● **Task directions**: Extract the complete data exactly as given.

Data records

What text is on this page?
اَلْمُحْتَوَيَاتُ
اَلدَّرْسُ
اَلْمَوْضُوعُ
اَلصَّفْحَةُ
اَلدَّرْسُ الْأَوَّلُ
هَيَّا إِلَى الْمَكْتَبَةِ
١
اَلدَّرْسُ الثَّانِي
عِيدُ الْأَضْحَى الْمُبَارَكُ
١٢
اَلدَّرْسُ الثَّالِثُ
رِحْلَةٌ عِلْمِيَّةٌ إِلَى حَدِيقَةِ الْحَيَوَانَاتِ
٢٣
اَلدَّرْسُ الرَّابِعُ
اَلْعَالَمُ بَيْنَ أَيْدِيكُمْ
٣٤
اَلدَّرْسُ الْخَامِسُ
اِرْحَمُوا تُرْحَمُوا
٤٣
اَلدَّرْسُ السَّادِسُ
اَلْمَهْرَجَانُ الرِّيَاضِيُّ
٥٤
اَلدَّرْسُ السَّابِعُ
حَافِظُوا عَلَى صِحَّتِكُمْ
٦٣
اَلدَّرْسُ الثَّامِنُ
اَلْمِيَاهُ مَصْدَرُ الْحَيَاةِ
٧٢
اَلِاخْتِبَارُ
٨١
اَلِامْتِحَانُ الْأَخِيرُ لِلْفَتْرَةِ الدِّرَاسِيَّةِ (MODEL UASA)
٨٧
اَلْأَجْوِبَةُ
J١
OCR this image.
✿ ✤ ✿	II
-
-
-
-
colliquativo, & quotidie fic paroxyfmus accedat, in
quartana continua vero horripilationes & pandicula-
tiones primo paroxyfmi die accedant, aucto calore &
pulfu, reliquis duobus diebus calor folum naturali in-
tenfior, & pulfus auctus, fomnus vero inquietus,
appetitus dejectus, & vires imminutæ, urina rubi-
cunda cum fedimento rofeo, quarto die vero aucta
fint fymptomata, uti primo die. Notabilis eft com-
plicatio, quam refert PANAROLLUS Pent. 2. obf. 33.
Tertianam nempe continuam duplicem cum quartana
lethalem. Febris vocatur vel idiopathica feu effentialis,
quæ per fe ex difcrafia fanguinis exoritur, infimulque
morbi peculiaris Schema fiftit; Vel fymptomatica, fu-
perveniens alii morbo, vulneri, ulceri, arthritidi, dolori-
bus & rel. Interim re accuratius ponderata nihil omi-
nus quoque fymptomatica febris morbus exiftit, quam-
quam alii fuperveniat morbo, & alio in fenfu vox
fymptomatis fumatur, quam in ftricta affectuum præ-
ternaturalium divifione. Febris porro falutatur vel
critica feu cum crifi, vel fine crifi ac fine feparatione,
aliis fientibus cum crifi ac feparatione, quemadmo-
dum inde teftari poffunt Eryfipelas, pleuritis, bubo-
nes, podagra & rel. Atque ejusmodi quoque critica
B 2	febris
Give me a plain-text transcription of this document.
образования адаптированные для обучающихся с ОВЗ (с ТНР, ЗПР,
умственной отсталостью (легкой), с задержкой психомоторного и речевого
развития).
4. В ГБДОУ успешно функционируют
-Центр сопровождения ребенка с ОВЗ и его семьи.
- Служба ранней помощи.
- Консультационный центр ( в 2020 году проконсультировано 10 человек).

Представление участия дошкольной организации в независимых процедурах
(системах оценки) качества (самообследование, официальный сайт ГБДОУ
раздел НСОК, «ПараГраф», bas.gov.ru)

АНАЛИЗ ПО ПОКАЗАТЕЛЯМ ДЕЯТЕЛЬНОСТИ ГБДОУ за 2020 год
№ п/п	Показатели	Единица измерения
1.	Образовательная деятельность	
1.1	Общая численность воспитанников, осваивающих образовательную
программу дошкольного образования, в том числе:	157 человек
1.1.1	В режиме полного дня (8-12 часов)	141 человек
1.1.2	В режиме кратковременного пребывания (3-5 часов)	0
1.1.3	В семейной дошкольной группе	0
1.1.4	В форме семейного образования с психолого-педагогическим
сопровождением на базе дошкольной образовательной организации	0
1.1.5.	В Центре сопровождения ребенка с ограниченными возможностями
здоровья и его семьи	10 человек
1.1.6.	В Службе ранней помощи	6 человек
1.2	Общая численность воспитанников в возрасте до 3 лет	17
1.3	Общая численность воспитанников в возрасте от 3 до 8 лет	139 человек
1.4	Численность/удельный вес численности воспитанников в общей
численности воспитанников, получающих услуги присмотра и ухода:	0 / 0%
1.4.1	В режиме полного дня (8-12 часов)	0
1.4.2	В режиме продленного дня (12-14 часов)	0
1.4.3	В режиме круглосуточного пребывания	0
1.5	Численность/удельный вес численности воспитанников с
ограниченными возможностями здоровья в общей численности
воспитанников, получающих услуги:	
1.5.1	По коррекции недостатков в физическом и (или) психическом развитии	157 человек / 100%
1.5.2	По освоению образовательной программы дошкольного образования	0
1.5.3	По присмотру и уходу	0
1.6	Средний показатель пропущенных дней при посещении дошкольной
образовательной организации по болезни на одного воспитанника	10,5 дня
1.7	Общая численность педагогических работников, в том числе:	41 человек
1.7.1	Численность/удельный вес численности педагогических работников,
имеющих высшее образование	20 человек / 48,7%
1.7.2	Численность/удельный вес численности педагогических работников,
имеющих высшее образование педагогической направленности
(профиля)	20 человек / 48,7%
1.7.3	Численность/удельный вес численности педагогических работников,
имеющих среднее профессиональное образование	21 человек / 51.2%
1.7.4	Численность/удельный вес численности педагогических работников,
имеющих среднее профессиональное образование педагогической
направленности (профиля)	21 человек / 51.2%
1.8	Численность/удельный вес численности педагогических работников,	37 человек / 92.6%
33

● **Task response**:
What text is on this page?
اَلْمُحْتَوَيَاتُ
اَلدَّرْسُ
اَلْمَوْضُوعُ
اَلصَّفْحَةُ
اَلدَّرْسُ الْأَوَّلُ
هَيَّا إِلَى الْمَكْتَبَةِ
١
اَلدَّرْسُ الثَّانِي
عِيدُ الْأَضْحَى الْمُبَارَكُ
١٢
اَلدَّرْسُ الثَّالِثُ
رِحْلَةٌ عِلْمِيَّةٌ إِلَى حَدِيقَةِ الْحَيَوَانَاتِ
٢٣
اَلدَّرْسُ الرَّابِعُ
اَلْعَالَمُ بَيْنَ أَيْدِيكُمْ
٣٤
اَلدَّرْسُ الْخَامِسُ
اِرْحَمُوا تُرْحَمُوا
٤٣
اَلدَّرْسُ السَّادِسُ
اَلْمَهْرَجَانُ الرِّيَاضِيُّ
٥٤
اَلدَّرْسُ السَّابِعُ
حَافِظُوا عَلَى صِحَّتِكُمْ
٦٣
اَلدَّرْسُ الثَّامِنُ
اَلْمِيَاهُ مَصْدَرُ الْحَيَاةِ
٧٢
اَلِاخْتِبَارُ
٨١
اَلِامْتِحَانُ الْأَخِيرُ لِلْفَتْرَةِ الدِّرَاسِيَّةِ (MODEL UASA)
٨٧
اَلْأَجْوِبَةُ
J١
OCR this image.
✿ ✤ ✿	II
-
-
-
-
colliquativo, & quotidie fic paroxyfmus accedat, in
quartana continua vero horripilationes & pandicula-
tiones primo paroxyfmi die accedant, aucto calore &
pulfu, reliquis duobus diebus calor folum naturali in-
tenfior, & pulfus auctus, fomnus vero inquietus,
appetitus dejectus, & vires imminutæ, urina rubi-
cunda cum fedimento rofeo, quarto die vero aucta
fint fymptomata, uti primo die. Notabilis eft com-
plicatio, quam refert PANAROLLUS Pent. 2. obf. 33.
Tertianam nempe continuam duplicem cum quartana
lethalem. Febris vocatur vel idiopathica feu effentialis,
quæ per fe ex difcrafia fanguinis exoritur, infimulque
morbi peculiaris Schema fiftit; Vel fymptomatica, fu-
perveniens alii morbo, vulneri, ulceri, arthritidi, dolori-
bus & rel. Interim re accuratius ponderata nihil omi-
nus quoque fymptomatica febris morbus exiftit, quam-
quam alii fuperveniat morbo, & alio in fenfu vox
fymptomatis fumatur, quam in ftricta affectuum præ-
ternaturalium divifione. Febris porro falutatur vel
critica feu cum crifi, vel fine crifi ac fine feparatione,
aliis fientibus cum crifi ac feparatione, quemadmo-
dum inde teftari poffunt Eryfipelas, pleuritis, bubo-
nes, podagra & rel. Atque ejusmodi quoque critica
B 2	febris
Give me a plain-text transcription of this document.
образования адаптированные для обучающихся с ОВЗ (с ТНР, ЗПР,
умственной отсталостью (легкой), с задержкой психомоторного и речевого
развития).
4. В ГБДОУ успешно функционируют
-Центр сопровождения ребенка с ОВЗ и его семьи.
- Служба ранней помощи.
- Консультационный центр ( в 2020 году проконсультировано 10 человек).

Представление участия дошкольной организации в независимых процедурах
(системах оценки) качества (самообследование, официальный сайт ГБДОУ
раздел НСОК, «ПараГраф», bas.gov.ru)

АНАЛИЗ ПО ПОКАЗАТЕЛЯМ ДЕЯТЕЛЬНОСТИ ГБДОУ за 2020 год
№ п/п	Показатели	Единица измерения
1.	Образовательная деятельность	
1.1	Общая численность воспитанников, осваивающих образовательную
программу дошкольного образования, в том числе:	157 человек
1.1.1	В режиме полного дня (8-12 часов)	141 человек
1.1.2	В режиме кратковременного пребывания (3-5 часов)	0
1.1.3	В семейной дошкольной группе	0
1.1.4	В форме семейного образования с психолого-педагогическим
сопровождением на базе дошкольной образовательной организации	0
1.1.5.	В Центре сопровождения ребенка с ограниченными возможностями
здоровья и его семьи	10 человек
1.1.6.	В Службе ранней помощи	6 человек
1.2	Общая численность воспитанников в возрасте до 3 лет	17
1.3	Общая численность воспитанников в возрасте от 3 до 8 лет	139 человек
1.4	Численность/удельный вес численности воспитанников в общей
численности воспитанников, получающих услуги присмотра и ухода:	0 / 0%
1.4.1	В режиме полного дня (8-12 часов)	0
1.4.2	В режиме продленного дня (12-14 часов)	0
1.4.3	В режиме круглосуточного пребывания	0
1.5	Численность/удельный вес численности воспитанников с
ограниченными возможностями здоровья в общей численности
воспитанников, получающих услуги:	
1.5.1	По коррекции недостатков в физическом и (или) психическом развитии	157 человек / 100%
1.5.2	По освоению образовательной программы дошкольного образования	0
1.5.3	По присмотру и уходу	0
1.6	Средний показатель пропущенных дней при посещении дошкольной
образовательной организации по болезни на одного воспитанника	10,5 дня
1.7	Общая численность педагогических работников, в том числе:	41 человек
1.7.1	Численность/удельный вес численности педагогических работников,
имеющих высшее образование	20 человек / 48,7%
1.7.2	Численность/удельный вес численности педагогических работников,
имеющих высшее образование педагогической направленности
(профиля)	20 человек / 48,7%
1.7.3	Численность/удельный вес численности педагогических работников,
имеющих среднее профессиональное образование	21 человек / 51.2%
1.7.4	Численность/удельный вес численности педагогических работников,
имеющих среднее профессиональное образование педагогической
направленности (профиля)	21 человек / 51.2%
1.8	Численность/удельный вес численности педагогических работников,	37 человек / 92.6%
33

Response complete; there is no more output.